╔══

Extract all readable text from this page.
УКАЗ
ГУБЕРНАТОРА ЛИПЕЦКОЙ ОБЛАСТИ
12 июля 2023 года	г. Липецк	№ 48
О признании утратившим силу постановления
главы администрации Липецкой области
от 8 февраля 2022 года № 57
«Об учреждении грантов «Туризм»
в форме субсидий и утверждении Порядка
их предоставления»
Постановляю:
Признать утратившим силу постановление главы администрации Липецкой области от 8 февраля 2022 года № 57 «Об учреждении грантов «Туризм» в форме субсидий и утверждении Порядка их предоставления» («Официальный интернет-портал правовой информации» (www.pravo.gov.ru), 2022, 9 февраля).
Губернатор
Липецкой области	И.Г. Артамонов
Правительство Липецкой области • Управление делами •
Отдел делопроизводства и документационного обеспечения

╚══

THE TASK: Return every record, word for word.

EXERCISE RESULT:
Extract all readable text from this page.
УКАЗ
ГУБЕРНАТОРА ЛИПЕЦКОЙ ОБЛАСТИ
12 июля 2023 года	г. Липецк	№ 48
О признании утратившим силу постановления
главы администрации Липецкой области
от 8 февраля 2022 года № 57
«Об учреждении грантов «Туризм»
в форме субсидий и утверждении Порядка
их предоставления»
Постановляю:
Признать утратившим силу постановление главы администрации Липецкой области от 8 февраля 2022 года № 57 «Об учреждении грантов «Туризм» в форме субсидий и утверждении Порядка их предоставления» («Официальный интернет-портал правовой информации» (www.pravo.gov.ru), 2022, 9 февраля).
Губернатор
Липецкой области	И.Г. Артамонов
Правительство Липецкой области • Управление делами •
Отдел делопроизводства и документационного обеспечения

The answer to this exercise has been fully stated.